RECORDS SHOWN:

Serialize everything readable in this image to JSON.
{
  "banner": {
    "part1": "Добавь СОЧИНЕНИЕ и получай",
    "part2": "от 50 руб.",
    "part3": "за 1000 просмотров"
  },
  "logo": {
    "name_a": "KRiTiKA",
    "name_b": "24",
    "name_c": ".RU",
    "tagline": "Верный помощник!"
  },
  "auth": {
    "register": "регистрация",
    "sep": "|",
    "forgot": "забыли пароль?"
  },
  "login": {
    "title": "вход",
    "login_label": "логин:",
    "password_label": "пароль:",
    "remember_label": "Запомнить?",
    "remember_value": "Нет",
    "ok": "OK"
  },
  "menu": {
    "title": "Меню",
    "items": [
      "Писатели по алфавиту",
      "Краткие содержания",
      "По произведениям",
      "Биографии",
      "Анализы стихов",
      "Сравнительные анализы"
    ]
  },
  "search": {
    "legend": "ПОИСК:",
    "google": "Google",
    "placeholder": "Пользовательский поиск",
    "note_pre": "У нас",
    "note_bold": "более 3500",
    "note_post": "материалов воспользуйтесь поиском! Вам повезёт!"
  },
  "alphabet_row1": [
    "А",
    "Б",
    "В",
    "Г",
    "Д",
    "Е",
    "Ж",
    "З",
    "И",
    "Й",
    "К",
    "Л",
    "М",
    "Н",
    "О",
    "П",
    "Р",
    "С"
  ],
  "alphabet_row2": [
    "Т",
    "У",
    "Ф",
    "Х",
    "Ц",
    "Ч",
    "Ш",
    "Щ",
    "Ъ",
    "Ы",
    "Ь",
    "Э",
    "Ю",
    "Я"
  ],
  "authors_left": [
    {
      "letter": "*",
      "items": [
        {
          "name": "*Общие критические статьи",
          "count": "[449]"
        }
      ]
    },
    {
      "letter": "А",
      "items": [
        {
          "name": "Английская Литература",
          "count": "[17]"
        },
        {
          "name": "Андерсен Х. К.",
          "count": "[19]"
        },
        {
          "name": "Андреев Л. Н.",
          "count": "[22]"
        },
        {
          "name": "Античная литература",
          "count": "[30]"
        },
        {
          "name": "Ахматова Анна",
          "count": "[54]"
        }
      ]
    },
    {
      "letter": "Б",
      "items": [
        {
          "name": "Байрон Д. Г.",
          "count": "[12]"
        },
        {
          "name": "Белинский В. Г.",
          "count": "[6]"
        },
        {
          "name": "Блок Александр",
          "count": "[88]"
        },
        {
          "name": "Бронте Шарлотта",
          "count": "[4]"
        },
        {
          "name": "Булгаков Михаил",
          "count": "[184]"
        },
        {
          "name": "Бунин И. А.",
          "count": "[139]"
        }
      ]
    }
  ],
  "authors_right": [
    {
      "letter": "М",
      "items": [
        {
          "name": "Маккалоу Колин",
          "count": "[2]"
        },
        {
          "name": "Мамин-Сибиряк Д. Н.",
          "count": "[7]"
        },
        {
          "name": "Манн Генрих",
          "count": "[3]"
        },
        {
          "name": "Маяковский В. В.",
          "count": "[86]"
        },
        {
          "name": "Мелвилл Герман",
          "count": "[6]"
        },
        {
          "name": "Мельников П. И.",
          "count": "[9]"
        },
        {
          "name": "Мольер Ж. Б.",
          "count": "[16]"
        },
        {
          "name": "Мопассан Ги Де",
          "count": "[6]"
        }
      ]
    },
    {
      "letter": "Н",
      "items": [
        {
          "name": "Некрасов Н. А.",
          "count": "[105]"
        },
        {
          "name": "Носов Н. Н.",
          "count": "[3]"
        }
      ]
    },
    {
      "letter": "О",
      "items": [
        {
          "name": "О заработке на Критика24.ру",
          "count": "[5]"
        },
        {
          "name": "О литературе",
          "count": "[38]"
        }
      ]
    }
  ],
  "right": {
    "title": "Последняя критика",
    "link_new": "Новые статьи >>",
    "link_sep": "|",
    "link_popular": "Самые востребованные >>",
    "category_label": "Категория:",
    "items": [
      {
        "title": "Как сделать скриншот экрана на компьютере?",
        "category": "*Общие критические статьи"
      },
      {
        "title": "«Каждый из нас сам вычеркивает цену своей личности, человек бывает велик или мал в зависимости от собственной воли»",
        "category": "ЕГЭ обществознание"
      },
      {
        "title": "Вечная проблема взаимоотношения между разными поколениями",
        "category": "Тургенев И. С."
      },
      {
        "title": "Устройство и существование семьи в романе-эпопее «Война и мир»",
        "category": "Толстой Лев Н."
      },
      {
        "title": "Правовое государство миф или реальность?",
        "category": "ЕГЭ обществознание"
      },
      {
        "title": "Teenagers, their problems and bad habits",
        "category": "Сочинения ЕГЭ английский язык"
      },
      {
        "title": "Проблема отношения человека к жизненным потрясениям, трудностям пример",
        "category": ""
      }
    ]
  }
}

THE EXERCISE:
Your task is to repeat every entry exactly.

SOLUTION FOR THIS PROBLEM:
Serialize everything readable in this image to JSON.
{
  "banner": {
    "part1": "Добавь СОЧИНЕНИЕ и получай",
    "part2": "от 50 руб.",
    "part3": "за 1000 просмотров"
  },
  "logo": {
    "name_a": "KRiTiKA",
    "name_b": "24",
    "name_c": ".RU",
    "tagline": "Верный помощник!"
  },
  "auth": {
    "register": "регистрация",
    "sep": "|",
    "forgot": "забыли пароль?"
  },
  "login": {
    "title": "вход",
    "login_label": "логин:",
    "password_label": "пароль:",
    "remember_label": "Запомнить?",
    "remember_value": "Нет",
    "ok": "OK"
  },
  "menu": {
    "title": "Меню",
    "items": [
      "Писатели по алфавиту",
      "Краткие содержания",
      "По произведениям",
      "Биографии",
      "Анализы стихов",
      "Сравнительные анализы"
    ]
  },
  "search": {
    "legend": "ПОИСК:",
    "google": "Google",
    "placeholder": "Пользовательский поиск",
    "note_pre": "У нас",
    "note_bold": "более 3500",
    "note_post": "материалов воспользуйтесь поиском! Вам повезёт!"
  },
  "alphabet_row1": [
    "А",
    "Б",
    "В",
    "Г",
    "Д",
    "Е",
    "Ж",
    "З",
    "И",
    "Й",
    "К",
    "Л",
    "М",
    "Н",
    "О",
    "П",
    "Р",
    "С"
  ],
  "alphabet_row2": [
    "Т",
    "У",
    "Ф",
    "Х",
    "Ц",
    "Ч",
    "Ш",
    "Щ",
    "Ъ",
    "Ы",
    "Ь",
    "Э",
    "Ю",
    "Я"
  ],
  "authors_left": [
    {
      "letter": "*",
      "items": [
        {
          "name": "*Общие критические статьи",
          "count": "[449]"
        }
      ]
    },
    {
      "letter": "А",
      "items": [
        {
          "name": "Английская Литература",
          "count": "[17]"
        },
        {
          "name": "Андерсен Х. К.",
          "count": "[19]"
        },
        {
          "name": "Андреев Л. Н.",
          "count": "[22]"
        },
        {
          "name": "Античная литература",
          "count": "[30]"
        },
        {
          "name": "Ахматова Анна",
          "count": "[54]"
        }
      ]
    },
    {
      "letter": "Б",
      "items": [
        {
          "name": "Байрон Д. Г.",
          "count": "[12]"
        },
        {
          "name": "Белинский В. Г.",
          "count": "[6]"
        },
        {
          "name": "Блок Александр",
          "count": "[88]"
        },
        {
          "name": "Бронте Шарлотта",
          "count": "[4]"
        },
        {
          "name": "Булгаков Михаил",
          "count": "[184]"
        },
        {
          "name": "Бунин И. А.",
          "count": "[139]"
        }
      ]
    }
  ],
  "authors_right": [
    {
      "letter": "М",
      "items": [
        {
          "name": "Маккалоу Колин",
          "count": "[2]"
        },
        {
          "name": "Мамин-Сибиряк Д. Н.",
          "count": "[7]"
        },
        {
          "name": "Манн Генрих",
          "count": "[3]"
        },
        {
          "name": "Маяковский В. В.",
          "count": "[86]"
        },
        {
          "name": "Мелвилл Герман",
          "count": "[6]"
        },
        {
          "name": "Мельников П. И.",
          "count": "[9]"
        },
        {
          "name": "Мольер Ж. Б.",
          "count": "[16]"
        },
        {
          "name": "Мопассан Ги Де",
          "count": "[6]"
        }
      ]
    },
    {
      "letter": "Н",
      "items": [
        {
          "name": "Некрасов Н. А.",
          "count": "[105]"
        },
        {
          "name": "Носов Н. Н.",
          "count": "[3]"
        }
      ]
    },
    {
      "letter": "О",
      "items": [
        {
          "name": "О заработке на Критика24.ру",
          "count": "[5]"
        },
        {
          "name": "О литературе",
          "count": "[38]"
        }
      ]
    }
  ],
  "right": {
    "title": "Последняя критика",
    "link_new": "Новые статьи >>",
    "link_sep": "|",
    "link_popular": "Самые востребованные >>",
    "category_label": "Категория:",
    "items": [
      {
        "title": "Как сделать скриншот экрана на компьютере?",
        "category": "*Общие критические статьи"
      },
      {
        "title": "«Каждый из нас сам вычеркивает цену своей личности, человек бывает велик или мал в зависимости от собственной воли»",
        "category": "ЕГЭ обществознание"
      },
      {
        "title": "Вечная проблема взаимоотношения между разными поколениями",
        "category": "Тургенев И. С."
      },
      {
        "title": "Устройство и существование семьи в романе-эпопее «Война и мир»",
        "category": "Толстой Лев Н."
      },
      {
        "title": "Правовое государство миф или реальность?",
        "category": "ЕГЭ обществознание"
      },
      {
        "title": "Teenagers, their problems and bad habits",
        "category": "Сочинения ЕГЭ английский язык"
      },
      {
        "title": "Проблема отношения человека к жизненным потрясениям, трудностям пример",
        "category": ""
      }
    ]
  }
}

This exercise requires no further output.